• _EXERCISE_: Scan the listing below. Report each line that includes "quality".

-- -- --

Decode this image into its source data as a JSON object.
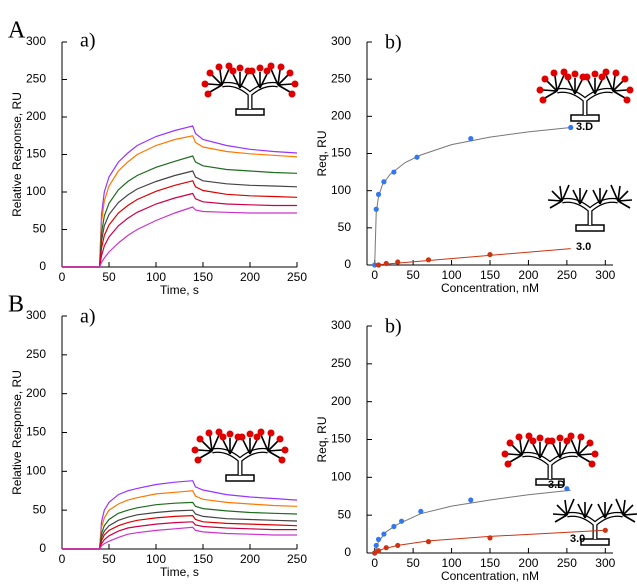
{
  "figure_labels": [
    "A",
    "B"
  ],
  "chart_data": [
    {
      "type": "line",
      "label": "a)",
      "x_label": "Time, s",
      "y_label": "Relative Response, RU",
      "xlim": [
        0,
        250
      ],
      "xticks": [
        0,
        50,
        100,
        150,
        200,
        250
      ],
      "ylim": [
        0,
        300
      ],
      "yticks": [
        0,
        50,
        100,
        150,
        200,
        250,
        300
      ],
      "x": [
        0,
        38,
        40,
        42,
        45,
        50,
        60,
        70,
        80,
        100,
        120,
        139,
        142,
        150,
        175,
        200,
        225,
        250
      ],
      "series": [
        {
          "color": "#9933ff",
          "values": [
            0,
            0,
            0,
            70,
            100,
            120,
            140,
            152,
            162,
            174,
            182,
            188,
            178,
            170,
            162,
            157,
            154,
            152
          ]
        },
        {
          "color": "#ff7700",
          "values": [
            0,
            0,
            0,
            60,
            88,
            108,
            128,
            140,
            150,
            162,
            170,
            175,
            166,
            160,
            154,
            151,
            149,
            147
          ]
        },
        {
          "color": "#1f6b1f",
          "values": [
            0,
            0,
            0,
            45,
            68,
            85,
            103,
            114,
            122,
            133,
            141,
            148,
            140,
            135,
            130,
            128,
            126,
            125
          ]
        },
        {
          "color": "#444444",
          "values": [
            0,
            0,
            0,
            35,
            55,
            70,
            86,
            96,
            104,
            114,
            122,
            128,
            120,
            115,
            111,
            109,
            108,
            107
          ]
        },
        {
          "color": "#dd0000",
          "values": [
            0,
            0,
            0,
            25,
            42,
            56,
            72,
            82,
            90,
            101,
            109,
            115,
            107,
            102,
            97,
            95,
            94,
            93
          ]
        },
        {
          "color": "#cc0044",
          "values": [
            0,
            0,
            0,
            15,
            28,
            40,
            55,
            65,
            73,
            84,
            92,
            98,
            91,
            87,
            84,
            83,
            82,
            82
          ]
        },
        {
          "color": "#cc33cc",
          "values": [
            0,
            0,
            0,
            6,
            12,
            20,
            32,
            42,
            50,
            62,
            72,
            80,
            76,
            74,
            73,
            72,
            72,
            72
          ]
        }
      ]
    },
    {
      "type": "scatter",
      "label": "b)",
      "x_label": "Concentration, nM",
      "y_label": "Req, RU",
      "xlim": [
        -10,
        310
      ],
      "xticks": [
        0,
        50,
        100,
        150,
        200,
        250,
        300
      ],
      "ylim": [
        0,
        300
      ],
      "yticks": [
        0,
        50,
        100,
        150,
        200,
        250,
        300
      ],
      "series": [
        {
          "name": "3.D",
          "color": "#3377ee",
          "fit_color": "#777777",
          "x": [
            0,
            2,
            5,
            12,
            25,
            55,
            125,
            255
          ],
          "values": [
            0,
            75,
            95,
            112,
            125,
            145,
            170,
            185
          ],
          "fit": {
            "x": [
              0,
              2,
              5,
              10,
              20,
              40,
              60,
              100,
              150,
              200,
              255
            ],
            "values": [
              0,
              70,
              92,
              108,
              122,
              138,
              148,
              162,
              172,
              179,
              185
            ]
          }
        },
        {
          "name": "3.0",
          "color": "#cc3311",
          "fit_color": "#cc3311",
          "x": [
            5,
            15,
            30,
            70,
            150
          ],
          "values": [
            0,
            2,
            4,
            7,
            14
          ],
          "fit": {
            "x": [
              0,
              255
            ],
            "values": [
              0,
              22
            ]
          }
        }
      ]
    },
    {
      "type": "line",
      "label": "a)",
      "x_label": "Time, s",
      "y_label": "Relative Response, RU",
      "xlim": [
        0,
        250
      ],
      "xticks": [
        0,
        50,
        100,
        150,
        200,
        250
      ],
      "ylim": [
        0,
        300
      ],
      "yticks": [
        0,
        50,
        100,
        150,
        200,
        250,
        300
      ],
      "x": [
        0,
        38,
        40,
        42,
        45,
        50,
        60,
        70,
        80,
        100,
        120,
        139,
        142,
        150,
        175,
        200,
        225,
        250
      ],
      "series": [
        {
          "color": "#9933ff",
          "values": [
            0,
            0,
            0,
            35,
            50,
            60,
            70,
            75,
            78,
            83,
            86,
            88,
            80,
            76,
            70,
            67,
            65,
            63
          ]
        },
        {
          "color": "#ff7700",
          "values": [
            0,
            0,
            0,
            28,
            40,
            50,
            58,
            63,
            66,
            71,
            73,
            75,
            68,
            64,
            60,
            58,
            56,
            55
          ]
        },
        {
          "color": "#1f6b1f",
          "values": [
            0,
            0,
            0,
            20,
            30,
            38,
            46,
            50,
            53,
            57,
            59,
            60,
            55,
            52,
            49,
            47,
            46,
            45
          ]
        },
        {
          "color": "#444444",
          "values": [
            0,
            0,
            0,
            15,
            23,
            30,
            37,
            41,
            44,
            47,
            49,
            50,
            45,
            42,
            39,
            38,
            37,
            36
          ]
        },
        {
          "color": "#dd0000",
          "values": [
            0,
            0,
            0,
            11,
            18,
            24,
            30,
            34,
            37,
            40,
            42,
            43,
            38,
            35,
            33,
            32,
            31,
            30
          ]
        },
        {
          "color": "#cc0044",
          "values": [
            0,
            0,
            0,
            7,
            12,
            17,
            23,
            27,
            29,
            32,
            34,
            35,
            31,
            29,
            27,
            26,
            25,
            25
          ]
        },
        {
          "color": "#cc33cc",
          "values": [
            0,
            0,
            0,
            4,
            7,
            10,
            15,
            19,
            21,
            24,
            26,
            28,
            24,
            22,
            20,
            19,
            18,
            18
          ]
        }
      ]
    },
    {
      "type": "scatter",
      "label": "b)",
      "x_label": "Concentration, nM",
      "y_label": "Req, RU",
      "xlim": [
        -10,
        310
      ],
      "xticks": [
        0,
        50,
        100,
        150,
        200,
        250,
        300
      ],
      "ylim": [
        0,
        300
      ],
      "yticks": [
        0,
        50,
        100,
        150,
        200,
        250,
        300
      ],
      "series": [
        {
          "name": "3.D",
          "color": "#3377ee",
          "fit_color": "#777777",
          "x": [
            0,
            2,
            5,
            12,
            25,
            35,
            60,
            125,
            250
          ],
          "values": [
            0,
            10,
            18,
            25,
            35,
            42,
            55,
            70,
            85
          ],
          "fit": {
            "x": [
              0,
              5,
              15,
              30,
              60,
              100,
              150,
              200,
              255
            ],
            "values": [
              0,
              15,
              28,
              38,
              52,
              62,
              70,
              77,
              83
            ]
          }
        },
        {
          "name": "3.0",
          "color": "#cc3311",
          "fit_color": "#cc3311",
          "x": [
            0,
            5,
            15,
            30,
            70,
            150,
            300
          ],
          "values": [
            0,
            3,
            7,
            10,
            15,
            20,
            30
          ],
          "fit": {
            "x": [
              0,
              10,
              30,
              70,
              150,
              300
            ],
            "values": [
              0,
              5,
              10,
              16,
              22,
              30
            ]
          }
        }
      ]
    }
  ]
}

-- -- --

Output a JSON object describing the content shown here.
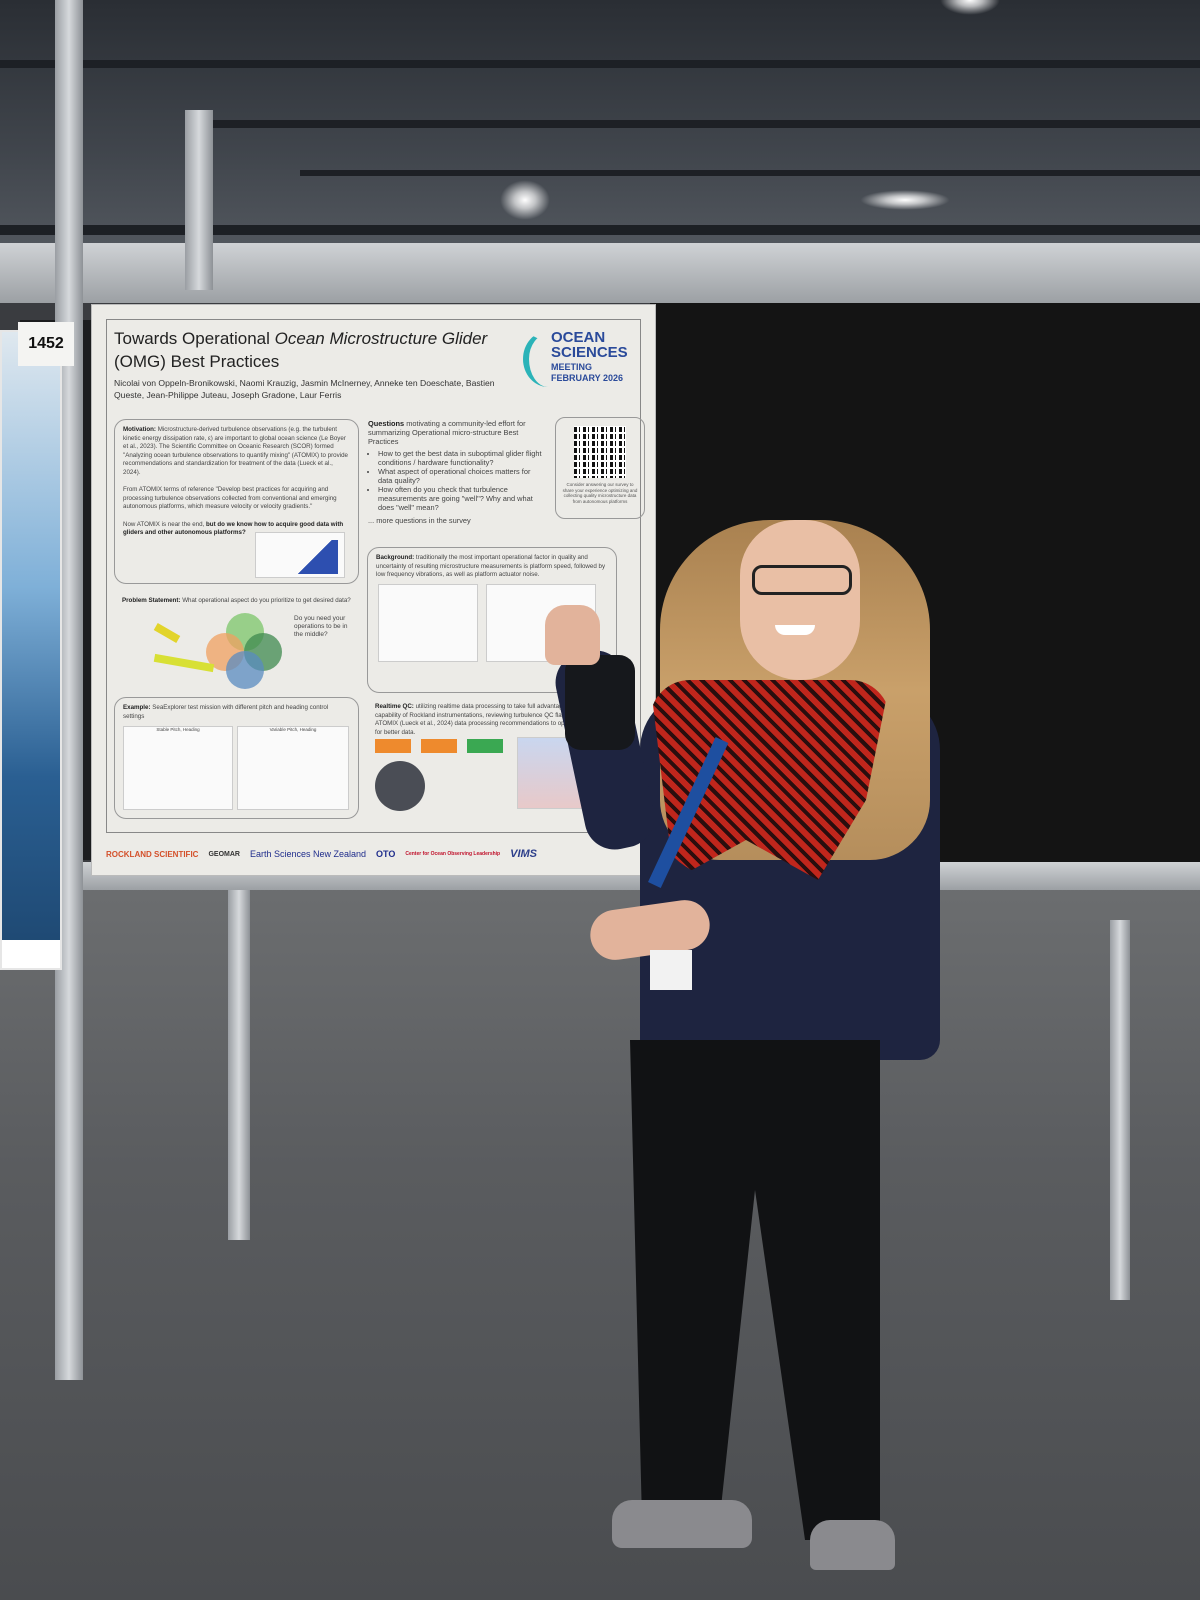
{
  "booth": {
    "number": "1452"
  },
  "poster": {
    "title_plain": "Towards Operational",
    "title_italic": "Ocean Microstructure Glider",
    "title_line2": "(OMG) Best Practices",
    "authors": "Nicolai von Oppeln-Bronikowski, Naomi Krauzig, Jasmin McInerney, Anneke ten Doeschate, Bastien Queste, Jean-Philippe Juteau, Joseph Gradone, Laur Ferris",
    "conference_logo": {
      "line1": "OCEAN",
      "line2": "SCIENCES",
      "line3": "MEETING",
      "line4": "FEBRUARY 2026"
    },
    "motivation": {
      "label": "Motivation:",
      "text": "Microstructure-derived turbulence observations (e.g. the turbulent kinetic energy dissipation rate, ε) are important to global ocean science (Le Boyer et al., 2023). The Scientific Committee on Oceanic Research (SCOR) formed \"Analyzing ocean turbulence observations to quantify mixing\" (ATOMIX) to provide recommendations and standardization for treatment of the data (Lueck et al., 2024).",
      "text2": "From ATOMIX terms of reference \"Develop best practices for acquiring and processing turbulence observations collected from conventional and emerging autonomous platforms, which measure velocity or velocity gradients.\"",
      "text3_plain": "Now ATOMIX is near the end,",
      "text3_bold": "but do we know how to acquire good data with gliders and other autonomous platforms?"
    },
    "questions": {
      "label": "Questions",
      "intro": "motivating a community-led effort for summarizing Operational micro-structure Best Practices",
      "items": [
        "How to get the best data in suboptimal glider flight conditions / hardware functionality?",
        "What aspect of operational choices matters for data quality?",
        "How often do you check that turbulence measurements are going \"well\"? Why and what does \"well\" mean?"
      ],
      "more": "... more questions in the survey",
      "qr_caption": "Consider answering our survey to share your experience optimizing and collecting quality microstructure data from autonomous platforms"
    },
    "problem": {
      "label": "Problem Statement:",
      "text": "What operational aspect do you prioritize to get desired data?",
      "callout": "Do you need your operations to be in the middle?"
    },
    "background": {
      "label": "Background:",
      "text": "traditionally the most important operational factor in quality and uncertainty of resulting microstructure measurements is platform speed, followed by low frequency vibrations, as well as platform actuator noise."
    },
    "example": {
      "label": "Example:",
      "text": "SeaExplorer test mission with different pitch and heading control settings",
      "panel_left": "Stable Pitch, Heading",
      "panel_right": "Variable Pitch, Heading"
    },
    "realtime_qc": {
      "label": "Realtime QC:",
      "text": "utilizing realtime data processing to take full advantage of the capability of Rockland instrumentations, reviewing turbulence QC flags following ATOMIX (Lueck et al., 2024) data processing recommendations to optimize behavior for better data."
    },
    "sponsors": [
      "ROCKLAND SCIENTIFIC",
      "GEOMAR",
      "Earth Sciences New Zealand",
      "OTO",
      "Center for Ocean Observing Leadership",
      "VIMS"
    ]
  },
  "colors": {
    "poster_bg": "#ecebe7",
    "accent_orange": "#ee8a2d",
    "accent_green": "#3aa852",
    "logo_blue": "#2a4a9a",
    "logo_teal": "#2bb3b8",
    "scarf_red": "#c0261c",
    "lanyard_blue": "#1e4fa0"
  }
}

-- -- --

• _ANSWER_:
        "What aspect of operational choices matters for data quality?",
      "qr_caption": "Consider answering our survey to share your experience optimizing and collecting quality microstructure data from autonomous platforms"
      "text": "traditionally the most important operational factor in quality and uncertainty of resulting microstructure measurements is platform speed, followed by low frequency vibrations, as well as platform actuator noise."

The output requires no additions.